**TASK OBJECTIVE:** Copy every line of the data that contains the string "maio".

**GIVEN INFORMATION:**
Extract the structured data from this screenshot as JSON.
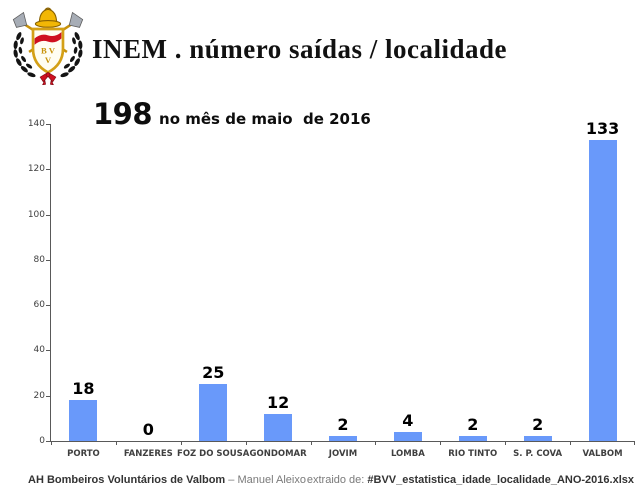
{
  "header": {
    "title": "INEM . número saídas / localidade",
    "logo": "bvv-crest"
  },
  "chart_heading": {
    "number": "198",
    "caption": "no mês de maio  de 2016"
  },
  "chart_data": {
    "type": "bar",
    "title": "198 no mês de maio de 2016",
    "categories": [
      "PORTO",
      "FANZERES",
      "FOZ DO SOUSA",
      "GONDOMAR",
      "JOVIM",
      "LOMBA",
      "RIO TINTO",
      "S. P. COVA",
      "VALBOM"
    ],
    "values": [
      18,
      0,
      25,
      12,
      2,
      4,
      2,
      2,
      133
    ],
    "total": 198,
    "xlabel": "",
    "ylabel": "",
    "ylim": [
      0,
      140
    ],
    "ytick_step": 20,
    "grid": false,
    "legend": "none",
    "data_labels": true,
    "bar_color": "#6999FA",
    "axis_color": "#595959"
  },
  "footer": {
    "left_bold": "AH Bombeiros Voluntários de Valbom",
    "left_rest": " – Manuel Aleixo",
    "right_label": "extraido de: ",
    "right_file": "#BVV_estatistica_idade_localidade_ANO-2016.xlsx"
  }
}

**THE ANSWER:**
    "caption": "no mês de maio  de 2016"
    "title": "198 no mês de maio de 2016",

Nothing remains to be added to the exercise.